Objective: Scan the records and identify every line in which the string "punah" occurs, then return those lines.

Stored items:
################

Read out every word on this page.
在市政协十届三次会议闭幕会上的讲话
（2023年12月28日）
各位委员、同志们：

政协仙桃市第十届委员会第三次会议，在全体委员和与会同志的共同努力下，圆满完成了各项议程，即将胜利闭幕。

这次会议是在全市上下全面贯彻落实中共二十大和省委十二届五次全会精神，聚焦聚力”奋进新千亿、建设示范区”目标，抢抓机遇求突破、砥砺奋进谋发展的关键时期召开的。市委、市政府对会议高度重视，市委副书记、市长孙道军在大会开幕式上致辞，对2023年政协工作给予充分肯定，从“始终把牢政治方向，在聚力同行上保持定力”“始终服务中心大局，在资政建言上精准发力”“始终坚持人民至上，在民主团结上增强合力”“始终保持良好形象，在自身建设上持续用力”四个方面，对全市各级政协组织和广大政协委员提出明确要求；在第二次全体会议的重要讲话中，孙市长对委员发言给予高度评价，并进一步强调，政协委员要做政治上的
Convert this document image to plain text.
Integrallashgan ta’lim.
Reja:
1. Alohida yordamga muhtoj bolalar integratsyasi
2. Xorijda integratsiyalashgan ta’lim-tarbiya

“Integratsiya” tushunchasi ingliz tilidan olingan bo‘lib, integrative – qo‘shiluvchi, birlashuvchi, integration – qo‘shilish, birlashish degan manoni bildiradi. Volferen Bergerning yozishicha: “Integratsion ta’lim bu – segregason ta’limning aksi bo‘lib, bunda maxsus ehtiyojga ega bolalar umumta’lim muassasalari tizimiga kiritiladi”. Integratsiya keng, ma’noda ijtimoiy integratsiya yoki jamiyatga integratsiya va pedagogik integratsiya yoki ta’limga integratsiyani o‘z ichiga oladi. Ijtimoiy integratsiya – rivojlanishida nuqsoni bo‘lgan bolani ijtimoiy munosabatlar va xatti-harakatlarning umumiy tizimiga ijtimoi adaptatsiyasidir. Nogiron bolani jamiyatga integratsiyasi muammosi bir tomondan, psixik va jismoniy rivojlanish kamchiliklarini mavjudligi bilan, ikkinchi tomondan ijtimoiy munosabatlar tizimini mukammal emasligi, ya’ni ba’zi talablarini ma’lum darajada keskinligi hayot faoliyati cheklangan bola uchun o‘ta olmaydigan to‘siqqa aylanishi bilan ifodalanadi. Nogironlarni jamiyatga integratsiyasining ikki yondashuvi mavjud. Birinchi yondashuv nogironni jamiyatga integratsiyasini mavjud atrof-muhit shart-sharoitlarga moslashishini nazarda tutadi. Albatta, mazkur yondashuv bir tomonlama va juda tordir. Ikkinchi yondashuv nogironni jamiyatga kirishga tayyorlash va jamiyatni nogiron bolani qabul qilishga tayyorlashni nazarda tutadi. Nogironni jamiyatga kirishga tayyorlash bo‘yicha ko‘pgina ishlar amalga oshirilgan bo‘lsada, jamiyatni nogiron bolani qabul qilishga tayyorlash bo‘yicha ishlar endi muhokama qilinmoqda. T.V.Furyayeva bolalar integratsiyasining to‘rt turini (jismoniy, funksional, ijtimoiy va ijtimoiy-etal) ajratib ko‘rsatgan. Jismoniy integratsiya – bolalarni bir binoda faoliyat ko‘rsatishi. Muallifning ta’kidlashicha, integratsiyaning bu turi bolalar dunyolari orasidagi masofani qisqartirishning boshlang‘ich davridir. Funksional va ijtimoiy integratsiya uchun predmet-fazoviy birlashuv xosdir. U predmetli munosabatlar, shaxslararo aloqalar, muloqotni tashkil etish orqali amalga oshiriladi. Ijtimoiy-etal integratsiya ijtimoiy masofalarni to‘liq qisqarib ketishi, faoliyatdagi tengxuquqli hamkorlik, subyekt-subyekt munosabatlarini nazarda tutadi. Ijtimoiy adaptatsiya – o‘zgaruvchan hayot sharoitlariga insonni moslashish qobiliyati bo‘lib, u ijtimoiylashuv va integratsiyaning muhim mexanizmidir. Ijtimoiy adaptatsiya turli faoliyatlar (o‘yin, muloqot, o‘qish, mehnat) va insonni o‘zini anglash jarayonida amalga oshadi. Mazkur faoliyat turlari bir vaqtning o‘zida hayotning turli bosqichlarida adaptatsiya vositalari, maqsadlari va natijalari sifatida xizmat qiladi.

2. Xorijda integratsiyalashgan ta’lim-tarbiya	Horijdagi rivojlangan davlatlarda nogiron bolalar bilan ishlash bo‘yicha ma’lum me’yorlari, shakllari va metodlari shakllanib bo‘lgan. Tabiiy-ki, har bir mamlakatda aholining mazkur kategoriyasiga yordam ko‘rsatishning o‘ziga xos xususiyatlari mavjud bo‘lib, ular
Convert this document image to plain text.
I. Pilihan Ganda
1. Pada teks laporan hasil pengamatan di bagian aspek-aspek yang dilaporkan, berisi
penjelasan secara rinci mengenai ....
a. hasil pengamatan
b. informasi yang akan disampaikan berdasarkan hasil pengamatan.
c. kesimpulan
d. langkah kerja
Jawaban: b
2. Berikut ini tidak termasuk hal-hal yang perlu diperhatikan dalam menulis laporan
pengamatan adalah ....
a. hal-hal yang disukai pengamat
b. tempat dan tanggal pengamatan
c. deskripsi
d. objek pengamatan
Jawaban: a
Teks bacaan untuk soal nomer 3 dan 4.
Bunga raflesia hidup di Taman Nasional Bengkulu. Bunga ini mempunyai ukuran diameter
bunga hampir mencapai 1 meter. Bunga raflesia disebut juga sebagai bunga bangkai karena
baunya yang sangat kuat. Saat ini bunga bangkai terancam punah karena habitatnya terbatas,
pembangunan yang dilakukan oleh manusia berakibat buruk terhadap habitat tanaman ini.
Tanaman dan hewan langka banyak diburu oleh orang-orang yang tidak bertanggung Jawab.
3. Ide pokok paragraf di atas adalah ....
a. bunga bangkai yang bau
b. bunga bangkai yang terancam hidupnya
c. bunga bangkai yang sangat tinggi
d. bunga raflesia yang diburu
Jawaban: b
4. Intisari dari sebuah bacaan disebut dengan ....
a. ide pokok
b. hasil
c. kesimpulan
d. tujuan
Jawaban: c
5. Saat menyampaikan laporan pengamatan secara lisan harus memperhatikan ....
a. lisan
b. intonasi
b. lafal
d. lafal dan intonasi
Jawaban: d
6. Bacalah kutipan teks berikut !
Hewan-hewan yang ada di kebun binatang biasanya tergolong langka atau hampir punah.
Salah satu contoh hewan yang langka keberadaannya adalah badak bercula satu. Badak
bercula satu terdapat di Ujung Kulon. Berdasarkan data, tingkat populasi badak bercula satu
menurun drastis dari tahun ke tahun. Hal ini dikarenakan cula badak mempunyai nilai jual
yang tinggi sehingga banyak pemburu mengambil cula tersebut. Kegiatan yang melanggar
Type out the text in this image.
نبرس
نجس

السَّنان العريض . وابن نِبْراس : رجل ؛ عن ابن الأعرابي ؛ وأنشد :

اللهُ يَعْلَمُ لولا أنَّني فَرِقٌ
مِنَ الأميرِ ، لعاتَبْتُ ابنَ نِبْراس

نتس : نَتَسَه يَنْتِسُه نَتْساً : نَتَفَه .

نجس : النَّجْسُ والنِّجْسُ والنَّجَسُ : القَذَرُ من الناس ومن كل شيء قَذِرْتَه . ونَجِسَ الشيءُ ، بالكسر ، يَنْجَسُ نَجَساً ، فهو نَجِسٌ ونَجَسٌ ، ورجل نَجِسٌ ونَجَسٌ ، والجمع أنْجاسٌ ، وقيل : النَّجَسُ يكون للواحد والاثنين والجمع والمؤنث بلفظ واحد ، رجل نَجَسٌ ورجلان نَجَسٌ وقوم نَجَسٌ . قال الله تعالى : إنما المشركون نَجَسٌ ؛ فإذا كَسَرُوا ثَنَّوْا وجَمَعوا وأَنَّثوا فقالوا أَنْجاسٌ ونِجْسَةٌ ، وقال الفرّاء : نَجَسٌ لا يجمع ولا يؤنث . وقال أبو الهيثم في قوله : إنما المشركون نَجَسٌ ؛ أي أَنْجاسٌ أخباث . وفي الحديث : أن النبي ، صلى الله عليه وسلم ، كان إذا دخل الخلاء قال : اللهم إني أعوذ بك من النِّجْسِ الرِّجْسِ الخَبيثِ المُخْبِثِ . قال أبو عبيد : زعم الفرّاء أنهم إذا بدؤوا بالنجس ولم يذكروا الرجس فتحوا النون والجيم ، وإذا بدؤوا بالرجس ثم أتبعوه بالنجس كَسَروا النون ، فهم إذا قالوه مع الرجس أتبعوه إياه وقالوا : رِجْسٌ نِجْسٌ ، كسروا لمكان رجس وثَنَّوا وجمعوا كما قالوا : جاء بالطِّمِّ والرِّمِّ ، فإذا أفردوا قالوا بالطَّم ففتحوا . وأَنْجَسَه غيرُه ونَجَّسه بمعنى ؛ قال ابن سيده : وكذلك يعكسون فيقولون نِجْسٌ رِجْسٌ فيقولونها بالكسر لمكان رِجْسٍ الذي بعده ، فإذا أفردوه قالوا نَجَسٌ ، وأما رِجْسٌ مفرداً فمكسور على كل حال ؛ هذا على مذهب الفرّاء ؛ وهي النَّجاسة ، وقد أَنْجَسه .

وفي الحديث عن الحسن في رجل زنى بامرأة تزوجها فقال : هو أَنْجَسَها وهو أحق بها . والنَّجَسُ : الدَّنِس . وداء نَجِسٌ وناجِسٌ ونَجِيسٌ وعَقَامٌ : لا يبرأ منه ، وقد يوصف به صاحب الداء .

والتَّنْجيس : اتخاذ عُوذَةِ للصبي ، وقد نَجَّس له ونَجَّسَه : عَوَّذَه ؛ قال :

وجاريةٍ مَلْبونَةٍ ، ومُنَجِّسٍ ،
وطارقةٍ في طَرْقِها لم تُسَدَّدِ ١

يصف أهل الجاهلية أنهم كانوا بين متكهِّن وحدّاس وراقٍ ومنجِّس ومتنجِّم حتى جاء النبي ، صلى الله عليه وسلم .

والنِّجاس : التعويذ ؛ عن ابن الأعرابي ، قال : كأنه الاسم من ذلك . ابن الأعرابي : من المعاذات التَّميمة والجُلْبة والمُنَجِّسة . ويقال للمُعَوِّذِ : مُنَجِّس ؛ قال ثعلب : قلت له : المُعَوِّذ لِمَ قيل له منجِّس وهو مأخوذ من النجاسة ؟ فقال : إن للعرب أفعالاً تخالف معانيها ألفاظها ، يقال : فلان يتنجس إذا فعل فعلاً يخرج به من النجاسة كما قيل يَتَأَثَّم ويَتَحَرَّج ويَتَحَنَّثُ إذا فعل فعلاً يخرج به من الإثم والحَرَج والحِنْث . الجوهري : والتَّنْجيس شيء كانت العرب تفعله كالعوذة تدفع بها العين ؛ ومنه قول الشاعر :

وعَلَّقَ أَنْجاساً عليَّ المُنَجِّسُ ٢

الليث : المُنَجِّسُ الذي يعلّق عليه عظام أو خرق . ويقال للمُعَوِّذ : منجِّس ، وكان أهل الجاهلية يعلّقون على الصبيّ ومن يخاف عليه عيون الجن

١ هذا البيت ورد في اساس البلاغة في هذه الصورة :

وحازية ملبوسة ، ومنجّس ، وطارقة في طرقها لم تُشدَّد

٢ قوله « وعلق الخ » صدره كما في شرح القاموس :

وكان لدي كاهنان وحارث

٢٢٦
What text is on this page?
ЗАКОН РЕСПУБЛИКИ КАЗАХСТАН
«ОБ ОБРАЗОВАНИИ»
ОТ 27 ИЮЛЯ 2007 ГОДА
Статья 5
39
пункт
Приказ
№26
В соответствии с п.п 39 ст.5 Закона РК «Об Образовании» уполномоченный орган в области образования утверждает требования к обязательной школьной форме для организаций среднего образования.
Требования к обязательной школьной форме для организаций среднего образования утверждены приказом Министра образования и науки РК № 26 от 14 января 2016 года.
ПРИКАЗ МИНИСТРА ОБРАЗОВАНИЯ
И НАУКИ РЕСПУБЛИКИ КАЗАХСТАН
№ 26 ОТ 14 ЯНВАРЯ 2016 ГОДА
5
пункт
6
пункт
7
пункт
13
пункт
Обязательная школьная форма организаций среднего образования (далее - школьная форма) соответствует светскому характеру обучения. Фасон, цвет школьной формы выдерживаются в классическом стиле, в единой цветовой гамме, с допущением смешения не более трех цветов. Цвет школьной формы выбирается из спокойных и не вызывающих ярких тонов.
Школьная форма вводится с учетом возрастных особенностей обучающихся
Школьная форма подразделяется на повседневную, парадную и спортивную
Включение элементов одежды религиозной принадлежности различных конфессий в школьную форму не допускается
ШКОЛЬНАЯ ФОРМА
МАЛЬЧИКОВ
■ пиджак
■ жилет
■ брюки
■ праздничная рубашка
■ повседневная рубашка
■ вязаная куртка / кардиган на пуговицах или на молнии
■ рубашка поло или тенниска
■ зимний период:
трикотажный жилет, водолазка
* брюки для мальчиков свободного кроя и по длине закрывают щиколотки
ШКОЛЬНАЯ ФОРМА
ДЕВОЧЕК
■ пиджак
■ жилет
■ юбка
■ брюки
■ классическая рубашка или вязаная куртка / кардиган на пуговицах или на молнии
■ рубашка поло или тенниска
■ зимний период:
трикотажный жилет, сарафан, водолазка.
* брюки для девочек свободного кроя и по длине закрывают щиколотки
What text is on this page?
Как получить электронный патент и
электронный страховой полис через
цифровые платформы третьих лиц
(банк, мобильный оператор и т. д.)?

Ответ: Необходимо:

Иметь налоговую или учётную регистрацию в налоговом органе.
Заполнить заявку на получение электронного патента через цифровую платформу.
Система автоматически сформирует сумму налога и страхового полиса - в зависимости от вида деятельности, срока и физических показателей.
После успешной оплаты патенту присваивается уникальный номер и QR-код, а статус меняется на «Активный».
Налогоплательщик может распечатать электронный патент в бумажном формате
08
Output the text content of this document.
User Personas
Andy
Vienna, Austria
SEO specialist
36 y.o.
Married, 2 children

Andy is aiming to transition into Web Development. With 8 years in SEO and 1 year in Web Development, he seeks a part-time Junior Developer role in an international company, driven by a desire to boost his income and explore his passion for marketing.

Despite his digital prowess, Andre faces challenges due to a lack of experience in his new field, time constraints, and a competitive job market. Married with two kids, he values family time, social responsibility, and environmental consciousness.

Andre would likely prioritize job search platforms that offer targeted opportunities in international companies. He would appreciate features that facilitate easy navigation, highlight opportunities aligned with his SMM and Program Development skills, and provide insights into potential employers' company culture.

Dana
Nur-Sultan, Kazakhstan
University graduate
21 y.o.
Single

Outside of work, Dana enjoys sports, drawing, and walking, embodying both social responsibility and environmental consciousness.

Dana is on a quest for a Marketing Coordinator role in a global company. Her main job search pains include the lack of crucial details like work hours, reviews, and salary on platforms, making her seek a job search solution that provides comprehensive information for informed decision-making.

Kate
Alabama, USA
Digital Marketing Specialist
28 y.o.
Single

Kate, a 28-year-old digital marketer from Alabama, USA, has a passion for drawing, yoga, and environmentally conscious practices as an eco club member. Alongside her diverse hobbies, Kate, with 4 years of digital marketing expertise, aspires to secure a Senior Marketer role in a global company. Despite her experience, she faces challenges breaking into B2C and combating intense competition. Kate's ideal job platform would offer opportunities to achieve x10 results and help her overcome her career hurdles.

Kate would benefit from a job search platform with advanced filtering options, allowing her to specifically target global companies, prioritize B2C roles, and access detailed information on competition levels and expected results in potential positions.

################

Correct output:
baunya yang sangat kuat. Saat ini bunga bangkai terancam punah karena habitatnya terbatas,
Hewan-hewan yang ada di kebun binatang biasanya tergolong langka atau hampir punah.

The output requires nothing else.